WHAT IS NEEDED
Return the records that follow unaltered. Omit every picture.

________

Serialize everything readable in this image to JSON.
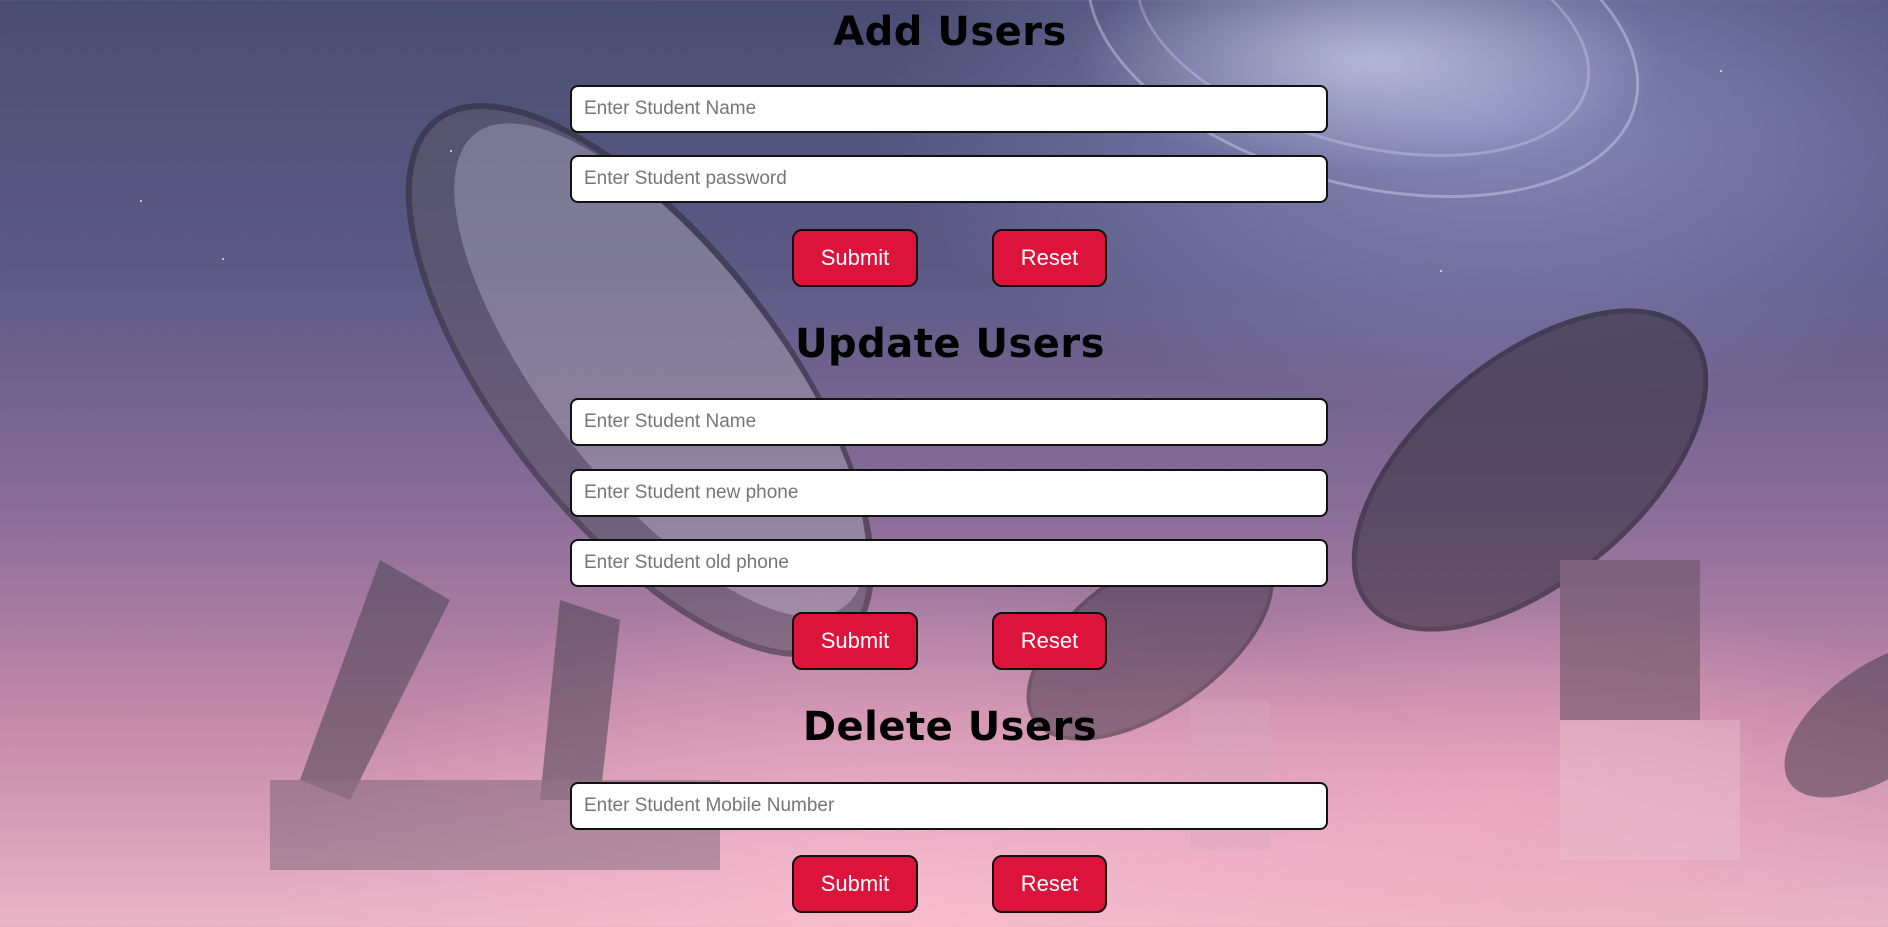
{
  "add_users": {
    "title": "Add Users",
    "name_placeholder": "Enter Student Name",
    "password_placeholder": "Enter Student password",
    "submit_label": "Submit",
    "reset_label": "Reset"
  },
  "update_users": {
    "title": "Update Users",
    "name_placeholder": "Enter Student Name",
    "new_phone_placeholder": "Enter Student new phone",
    "old_phone_placeholder": "Enter Student old phone",
    "submit_label": "Submit",
    "reset_label": "Reset"
  },
  "delete_users": {
    "title": "Delete Users",
    "mobile_placeholder": "Enter Student Mobile Number",
    "submit_label": "Submit",
    "reset_label": "Reset"
  },
  "colors": {
    "button_bg": "#dc143c",
    "button_text": "#ffffff",
    "heading_text": "#000000"
  }
}
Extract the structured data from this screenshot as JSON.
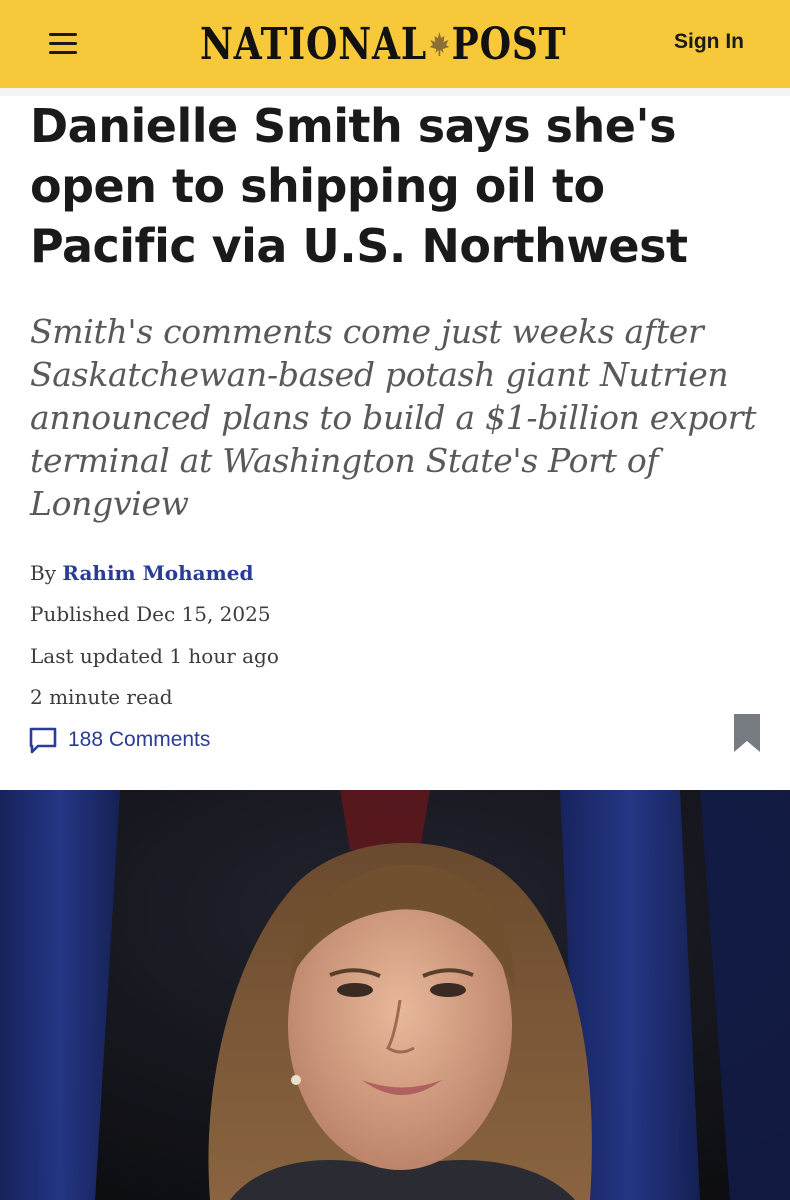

________

FINAL RESULT
Serialize everything readable in this image to JSON.
{
  "add_users": {
    "title": "Add Users",
    "name_placeholder": "Enter Student Name",
    "password_placeholder": "Enter Student password",
    "submit_label": "Submit",
    "reset_label": "Reset"
  },
  "update_users": {
    "title": "Update Users",
    "name_placeholder": "Enter Student Name",
    "new_phone_placeholder": "Enter Student new phone",
    "old_phone_placeholder": "Enter Student old phone",
    "submit_label": "Submit",
    "reset_label": "Reset"
  },
  "delete_users": {
    "title": "Delete Users",
    "mobile_placeholder": "Enter Student Mobile Number",
    "submit_label": "Submit",
    "reset_label": "Reset"
  },
  "colors": {
    "button_bg": "#dc143c",
    "button_text": "#ffffff",
    "heading_text": "#000000"
  }
}
Extract the structured data from this screenshot as JSON.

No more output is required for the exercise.